*** Source material
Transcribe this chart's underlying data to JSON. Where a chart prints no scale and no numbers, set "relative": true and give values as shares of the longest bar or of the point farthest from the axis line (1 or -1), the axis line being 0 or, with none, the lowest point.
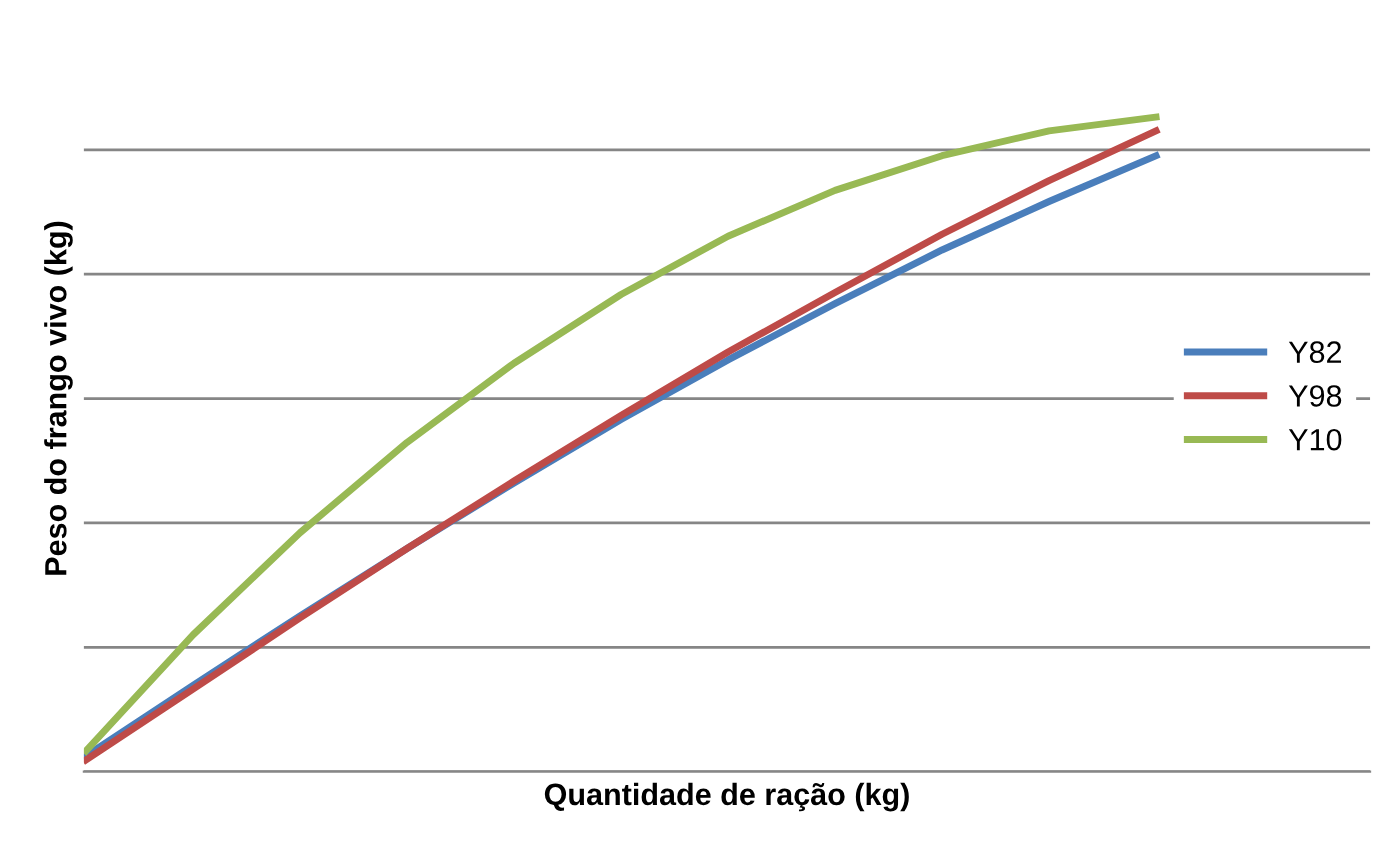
{
  "chart_data": {
    "type": "line",
    "relative": true,
    "xlabel": "Quantidade de ração (kg)",
    "ylabel": "Peso do frango vivo (kg)",
    "categories": [
      null,
      null,
      null,
      null,
      null,
      null,
      null,
      null,
      null,
      null,
      null
    ],
    "series": [
      {
        "name": "Y82",
        "color": "#4a7ebb",
        "values": [
          0.024,
          0.132,
          0.238,
          0.341,
          0.441,
          0.538,
          0.629,
          0.715,
          0.797,
          0.871,
          0.941
        ]
      },
      {
        "name": "Y98",
        "color": "#be4b48",
        "values": [
          0.018,
          0.126,
          0.235,
          0.341,
          0.444,
          0.544,
          0.641,
          0.732,
          0.821,
          0.903,
          0.979
        ]
      },
      {
        "name": "Y10",
        "color": "#98b954",
        "values": [
          0.032,
          0.209,
          0.365,
          0.503,
          0.624,
          0.729,
          0.818,
          0.888,
          0.941,
          0.979,
          1.0
        ]
      }
    ],
    "grid": "y",
    "legend": "right",
    "marker": "none",
    "line_style": "solid"
  }
}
******
• **Task**
Copy the entries exactly. Leave out the images.

• **Output of the task**
Transcribe this chart's underlying data to JSON. Where a chart prints no scale and no numbers, set "relative": true and give values as shares of the longest bar or of the point farthest from the axis line (1 or -1), the axis line being 0 or, with none, the lowest point.
{
  "chart_data": {
    "type": "line",
    "relative": true,
    "xlabel": "Quantidade de ração (kg)",
    "ylabel": "Peso do frango vivo (kg)",
    "categories": [
      null,
      null,
      null,
      null,
      null,
      null,
      null,
      null,
      null,
      null,
      null
    ],
    "series": [
      {
        "name": "Y82",
        "color": "#4a7ebb",
        "values": [
          0.024,
          0.132,
          0.238,
          0.341,
          0.441,
          0.538,
          0.629,
          0.715,
          0.797,
          0.871,
          0.941
        ]
      },
      {
        "name": "Y98",
        "color": "#be4b48",
        "values": [
          0.018,
          0.126,
          0.235,
          0.341,
          0.444,
          0.544,
          0.641,
          0.732,
          0.821,
          0.903,
          0.979
        ]
      },
      {
        "name": "Y10",
        "color": "#98b954",
        "values": [
          0.032,
          0.209,
          0.365,
          0.503,
          0.624,
          0.729,
          0.818,
          0.888,
          0.941,
          0.979,
          1.0
        ]
      }
    ],
    "grid": "y",
    "legend": "right",
    "marker": "none",
    "line_style": "solid"
  }
}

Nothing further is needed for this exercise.